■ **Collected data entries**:
——————————

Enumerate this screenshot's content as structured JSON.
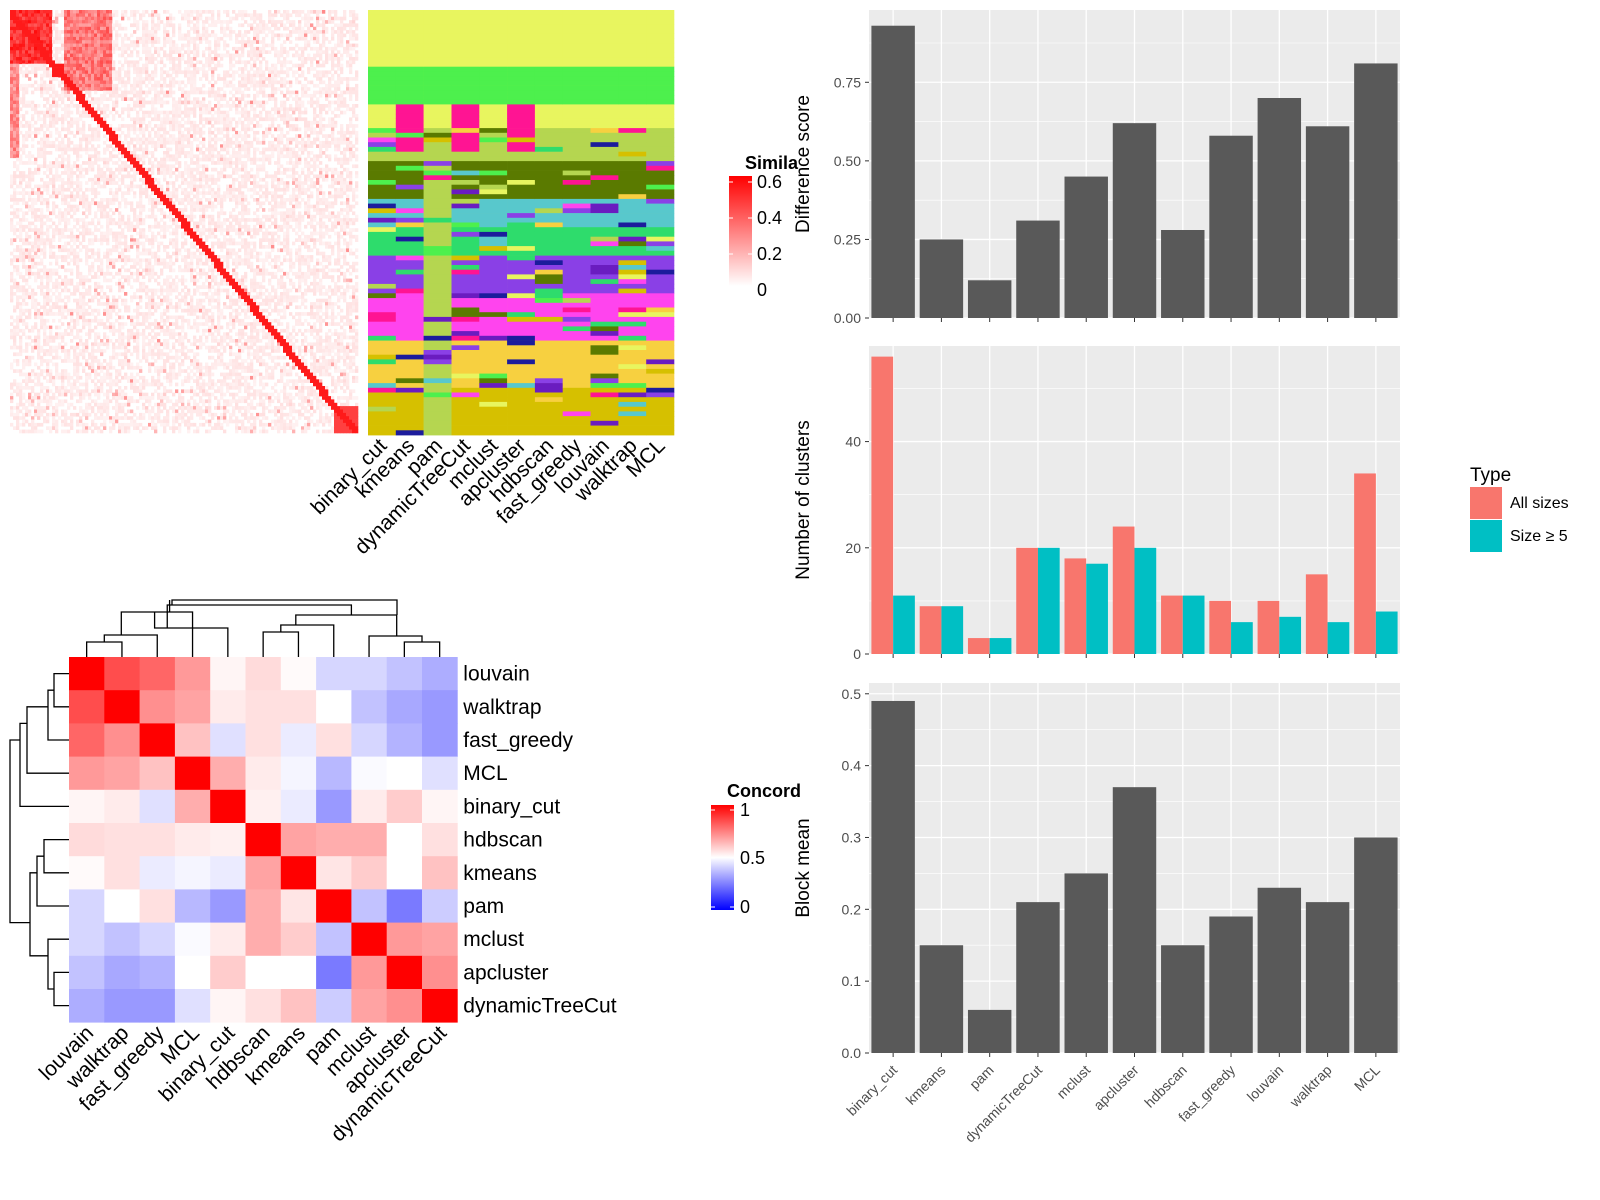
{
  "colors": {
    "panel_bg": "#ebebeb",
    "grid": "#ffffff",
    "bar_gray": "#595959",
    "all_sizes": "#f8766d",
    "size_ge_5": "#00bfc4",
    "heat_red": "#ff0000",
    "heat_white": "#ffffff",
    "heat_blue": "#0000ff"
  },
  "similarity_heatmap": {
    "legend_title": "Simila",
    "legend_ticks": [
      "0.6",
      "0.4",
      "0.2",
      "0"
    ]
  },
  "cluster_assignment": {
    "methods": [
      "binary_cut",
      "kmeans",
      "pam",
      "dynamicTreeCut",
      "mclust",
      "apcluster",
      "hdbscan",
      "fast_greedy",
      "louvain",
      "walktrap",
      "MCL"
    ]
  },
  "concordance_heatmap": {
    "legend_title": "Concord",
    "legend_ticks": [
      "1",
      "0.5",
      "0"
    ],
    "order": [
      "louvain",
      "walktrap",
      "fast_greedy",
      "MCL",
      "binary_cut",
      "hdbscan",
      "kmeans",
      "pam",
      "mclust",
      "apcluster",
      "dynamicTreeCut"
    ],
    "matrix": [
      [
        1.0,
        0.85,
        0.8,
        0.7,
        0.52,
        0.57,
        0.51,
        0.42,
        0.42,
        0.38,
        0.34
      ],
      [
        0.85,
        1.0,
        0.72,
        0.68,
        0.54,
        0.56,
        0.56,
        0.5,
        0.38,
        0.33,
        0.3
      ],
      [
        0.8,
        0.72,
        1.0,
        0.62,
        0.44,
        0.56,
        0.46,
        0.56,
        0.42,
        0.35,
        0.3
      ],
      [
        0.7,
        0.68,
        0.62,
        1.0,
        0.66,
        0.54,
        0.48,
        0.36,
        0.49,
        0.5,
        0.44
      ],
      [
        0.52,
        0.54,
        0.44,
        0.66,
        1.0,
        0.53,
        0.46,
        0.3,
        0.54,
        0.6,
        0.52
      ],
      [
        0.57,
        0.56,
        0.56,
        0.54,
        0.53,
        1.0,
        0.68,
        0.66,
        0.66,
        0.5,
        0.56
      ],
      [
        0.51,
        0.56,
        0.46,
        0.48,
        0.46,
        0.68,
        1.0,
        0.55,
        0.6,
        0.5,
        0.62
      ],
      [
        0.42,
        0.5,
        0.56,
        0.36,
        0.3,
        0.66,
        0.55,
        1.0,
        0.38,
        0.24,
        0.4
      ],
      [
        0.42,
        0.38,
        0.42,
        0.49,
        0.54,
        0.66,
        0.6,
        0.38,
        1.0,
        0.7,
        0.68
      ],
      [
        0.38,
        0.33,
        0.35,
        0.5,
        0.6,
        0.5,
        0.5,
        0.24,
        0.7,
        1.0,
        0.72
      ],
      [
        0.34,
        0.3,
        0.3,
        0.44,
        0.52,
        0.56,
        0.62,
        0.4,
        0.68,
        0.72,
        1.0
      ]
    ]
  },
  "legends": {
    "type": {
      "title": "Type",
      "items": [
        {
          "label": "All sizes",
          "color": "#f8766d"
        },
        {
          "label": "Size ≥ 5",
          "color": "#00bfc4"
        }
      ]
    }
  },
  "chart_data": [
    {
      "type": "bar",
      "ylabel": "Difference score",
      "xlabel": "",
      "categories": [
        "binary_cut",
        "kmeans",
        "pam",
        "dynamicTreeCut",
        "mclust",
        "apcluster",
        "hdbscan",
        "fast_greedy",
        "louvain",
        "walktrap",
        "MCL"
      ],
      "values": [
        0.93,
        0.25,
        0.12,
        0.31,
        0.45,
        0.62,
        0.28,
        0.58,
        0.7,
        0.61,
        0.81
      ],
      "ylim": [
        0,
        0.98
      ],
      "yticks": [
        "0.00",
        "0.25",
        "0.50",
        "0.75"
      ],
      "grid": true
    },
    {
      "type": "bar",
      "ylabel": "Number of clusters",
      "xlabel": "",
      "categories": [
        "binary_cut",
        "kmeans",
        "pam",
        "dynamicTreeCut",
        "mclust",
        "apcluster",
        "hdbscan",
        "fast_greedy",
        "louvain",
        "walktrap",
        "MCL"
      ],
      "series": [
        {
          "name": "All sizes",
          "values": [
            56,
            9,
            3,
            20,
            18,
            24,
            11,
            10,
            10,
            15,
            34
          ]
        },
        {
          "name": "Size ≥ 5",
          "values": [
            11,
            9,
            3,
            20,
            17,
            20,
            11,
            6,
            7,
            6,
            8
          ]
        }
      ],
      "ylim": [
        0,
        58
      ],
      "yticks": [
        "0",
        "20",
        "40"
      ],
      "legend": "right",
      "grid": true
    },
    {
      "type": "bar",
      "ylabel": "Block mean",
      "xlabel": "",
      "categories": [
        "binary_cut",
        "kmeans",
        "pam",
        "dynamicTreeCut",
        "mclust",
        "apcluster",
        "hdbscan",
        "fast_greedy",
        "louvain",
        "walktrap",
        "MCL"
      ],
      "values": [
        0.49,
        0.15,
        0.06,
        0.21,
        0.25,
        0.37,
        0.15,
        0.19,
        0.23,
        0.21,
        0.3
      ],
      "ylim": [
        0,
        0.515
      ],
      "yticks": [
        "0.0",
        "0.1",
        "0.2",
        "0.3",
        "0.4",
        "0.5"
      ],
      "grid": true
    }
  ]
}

——————————

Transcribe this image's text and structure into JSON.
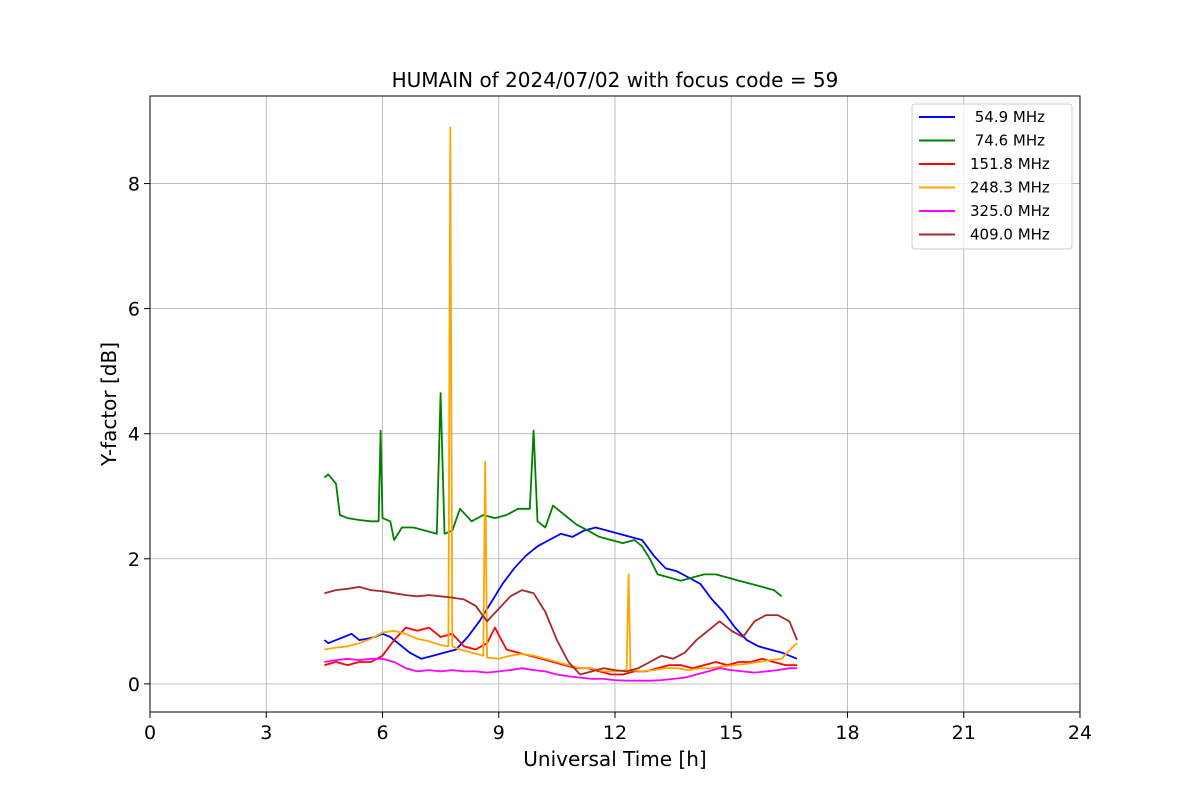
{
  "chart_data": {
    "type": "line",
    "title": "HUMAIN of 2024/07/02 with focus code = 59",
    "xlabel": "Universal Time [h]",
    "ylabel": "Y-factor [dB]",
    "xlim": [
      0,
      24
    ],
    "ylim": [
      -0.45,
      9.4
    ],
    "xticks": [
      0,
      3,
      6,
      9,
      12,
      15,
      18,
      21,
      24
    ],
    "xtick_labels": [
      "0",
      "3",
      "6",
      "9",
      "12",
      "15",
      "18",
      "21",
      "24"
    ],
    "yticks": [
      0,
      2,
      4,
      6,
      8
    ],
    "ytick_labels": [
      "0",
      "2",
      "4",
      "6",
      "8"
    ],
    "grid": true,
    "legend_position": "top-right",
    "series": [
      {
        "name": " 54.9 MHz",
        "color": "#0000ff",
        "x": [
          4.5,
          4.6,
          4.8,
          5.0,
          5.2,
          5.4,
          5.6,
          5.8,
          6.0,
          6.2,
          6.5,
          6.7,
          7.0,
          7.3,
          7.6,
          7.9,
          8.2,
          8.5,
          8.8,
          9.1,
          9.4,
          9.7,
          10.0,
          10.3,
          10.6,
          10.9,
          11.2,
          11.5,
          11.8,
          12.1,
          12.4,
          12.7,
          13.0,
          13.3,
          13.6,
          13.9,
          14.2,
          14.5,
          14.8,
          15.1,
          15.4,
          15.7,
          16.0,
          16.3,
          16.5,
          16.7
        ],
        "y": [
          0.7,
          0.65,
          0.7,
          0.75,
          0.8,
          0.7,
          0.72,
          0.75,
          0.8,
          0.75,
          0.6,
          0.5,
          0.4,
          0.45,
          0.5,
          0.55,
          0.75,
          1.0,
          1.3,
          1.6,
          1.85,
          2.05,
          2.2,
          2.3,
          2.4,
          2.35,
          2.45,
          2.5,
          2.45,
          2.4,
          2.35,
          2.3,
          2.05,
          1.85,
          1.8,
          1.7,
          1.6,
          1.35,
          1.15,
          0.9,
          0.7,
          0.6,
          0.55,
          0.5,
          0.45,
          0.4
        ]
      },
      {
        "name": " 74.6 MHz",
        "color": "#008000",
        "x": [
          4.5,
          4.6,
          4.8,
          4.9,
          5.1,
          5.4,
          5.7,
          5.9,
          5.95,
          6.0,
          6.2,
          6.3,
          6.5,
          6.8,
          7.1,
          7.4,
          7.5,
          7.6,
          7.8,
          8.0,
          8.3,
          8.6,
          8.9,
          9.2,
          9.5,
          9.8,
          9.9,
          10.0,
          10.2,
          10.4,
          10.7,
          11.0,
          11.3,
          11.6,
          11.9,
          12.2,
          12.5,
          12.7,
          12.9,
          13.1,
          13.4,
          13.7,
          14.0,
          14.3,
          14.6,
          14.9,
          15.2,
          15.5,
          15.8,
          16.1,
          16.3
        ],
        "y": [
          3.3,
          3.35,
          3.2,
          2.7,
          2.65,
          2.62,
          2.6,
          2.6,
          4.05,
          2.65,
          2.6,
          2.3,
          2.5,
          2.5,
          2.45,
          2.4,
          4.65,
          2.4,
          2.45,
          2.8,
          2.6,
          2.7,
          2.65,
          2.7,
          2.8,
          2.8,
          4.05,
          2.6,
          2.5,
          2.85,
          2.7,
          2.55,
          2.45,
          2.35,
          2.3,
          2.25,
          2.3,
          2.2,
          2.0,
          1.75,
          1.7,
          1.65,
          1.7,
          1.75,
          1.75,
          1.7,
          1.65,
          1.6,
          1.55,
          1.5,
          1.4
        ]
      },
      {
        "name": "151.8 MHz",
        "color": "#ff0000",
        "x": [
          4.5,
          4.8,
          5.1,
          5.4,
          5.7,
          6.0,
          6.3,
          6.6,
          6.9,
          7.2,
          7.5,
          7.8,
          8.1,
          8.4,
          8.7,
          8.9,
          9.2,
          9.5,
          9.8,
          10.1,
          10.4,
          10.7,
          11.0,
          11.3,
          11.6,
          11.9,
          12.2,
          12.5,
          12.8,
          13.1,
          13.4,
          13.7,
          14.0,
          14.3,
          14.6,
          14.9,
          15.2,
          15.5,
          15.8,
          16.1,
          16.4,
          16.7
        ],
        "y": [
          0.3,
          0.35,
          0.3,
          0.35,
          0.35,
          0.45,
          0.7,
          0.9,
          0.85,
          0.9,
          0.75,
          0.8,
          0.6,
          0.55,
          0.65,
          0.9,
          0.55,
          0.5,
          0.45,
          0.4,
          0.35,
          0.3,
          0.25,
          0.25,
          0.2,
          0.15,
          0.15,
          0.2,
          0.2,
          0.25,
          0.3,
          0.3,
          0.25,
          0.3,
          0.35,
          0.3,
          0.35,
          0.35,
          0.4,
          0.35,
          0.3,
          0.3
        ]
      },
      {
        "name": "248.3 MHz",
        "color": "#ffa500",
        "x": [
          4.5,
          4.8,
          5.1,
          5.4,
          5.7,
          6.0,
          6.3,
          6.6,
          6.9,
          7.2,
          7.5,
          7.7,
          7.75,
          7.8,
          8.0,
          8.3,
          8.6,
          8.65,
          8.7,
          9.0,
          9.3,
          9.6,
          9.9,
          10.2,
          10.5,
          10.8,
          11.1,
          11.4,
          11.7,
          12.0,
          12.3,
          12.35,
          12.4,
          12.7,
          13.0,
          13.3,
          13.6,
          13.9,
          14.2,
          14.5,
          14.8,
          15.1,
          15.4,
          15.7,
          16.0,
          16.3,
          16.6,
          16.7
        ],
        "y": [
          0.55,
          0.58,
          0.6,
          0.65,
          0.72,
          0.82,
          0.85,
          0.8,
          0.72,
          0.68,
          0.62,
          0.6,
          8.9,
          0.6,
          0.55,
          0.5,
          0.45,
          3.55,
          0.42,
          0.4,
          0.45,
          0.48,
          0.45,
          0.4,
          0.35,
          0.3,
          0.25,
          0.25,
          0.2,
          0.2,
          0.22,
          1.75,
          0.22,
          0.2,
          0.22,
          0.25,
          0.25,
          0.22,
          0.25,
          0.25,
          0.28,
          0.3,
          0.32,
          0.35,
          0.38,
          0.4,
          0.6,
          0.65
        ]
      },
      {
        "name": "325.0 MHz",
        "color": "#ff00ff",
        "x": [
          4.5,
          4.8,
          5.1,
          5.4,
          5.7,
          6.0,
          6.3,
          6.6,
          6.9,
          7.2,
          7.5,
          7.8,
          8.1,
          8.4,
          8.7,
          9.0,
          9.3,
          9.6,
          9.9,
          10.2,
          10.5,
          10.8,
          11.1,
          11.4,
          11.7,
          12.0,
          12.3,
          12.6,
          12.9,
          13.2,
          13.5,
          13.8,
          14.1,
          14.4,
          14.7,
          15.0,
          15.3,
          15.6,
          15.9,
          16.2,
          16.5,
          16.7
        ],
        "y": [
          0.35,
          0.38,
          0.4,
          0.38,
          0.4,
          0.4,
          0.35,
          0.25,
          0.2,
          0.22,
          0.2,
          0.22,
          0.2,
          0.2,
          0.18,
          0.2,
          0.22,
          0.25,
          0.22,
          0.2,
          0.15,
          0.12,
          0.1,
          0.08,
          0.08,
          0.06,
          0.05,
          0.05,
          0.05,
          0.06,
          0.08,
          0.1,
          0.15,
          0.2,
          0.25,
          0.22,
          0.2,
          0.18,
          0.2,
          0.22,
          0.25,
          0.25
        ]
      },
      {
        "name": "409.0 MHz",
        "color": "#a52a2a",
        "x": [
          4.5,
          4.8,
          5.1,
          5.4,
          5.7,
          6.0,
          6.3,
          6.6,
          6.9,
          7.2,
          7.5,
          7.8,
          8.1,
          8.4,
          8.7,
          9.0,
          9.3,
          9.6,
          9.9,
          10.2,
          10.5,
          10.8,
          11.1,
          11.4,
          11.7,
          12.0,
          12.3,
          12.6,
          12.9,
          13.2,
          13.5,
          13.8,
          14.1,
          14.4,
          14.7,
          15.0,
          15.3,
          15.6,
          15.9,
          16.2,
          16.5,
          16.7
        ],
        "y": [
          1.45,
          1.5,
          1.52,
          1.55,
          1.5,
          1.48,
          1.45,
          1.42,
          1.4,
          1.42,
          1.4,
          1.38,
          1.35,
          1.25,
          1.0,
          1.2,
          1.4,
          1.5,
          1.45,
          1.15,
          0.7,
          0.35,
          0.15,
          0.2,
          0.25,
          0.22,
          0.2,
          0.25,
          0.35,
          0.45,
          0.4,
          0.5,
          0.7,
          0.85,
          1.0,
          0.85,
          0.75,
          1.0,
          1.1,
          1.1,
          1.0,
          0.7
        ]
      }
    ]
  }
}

——————————

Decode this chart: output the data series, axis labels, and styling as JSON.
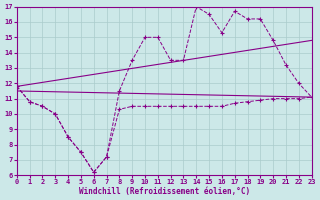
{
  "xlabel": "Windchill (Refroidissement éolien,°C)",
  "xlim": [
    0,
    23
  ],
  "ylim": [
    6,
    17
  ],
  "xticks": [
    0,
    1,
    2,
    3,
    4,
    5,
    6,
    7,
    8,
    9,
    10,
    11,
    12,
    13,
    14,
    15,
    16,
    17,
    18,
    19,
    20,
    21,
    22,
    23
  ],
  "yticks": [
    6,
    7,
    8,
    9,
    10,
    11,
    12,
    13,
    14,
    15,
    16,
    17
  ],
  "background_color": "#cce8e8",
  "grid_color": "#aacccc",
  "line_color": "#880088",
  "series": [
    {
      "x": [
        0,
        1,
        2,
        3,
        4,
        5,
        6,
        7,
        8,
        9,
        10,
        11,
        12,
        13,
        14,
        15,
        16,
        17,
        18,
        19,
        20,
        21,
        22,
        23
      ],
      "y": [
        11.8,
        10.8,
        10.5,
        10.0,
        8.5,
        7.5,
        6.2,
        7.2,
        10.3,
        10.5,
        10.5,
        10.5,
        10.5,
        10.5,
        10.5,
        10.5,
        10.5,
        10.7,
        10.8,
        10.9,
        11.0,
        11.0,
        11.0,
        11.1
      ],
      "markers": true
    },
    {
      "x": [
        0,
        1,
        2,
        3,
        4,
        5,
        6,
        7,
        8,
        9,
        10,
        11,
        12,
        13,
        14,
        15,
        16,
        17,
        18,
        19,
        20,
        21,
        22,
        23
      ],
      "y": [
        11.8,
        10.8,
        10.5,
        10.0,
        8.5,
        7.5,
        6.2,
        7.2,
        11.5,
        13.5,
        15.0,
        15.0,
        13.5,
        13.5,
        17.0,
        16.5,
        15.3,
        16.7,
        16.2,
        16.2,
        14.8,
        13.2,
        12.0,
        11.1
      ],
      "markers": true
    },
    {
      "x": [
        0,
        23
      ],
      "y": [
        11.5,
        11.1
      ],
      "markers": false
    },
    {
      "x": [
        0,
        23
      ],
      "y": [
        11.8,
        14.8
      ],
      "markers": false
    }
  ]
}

——————————

■ **PROBLEM**: State how many lines of the records above contain the word "series", giving only that number.

■ **SOLUTION**: 4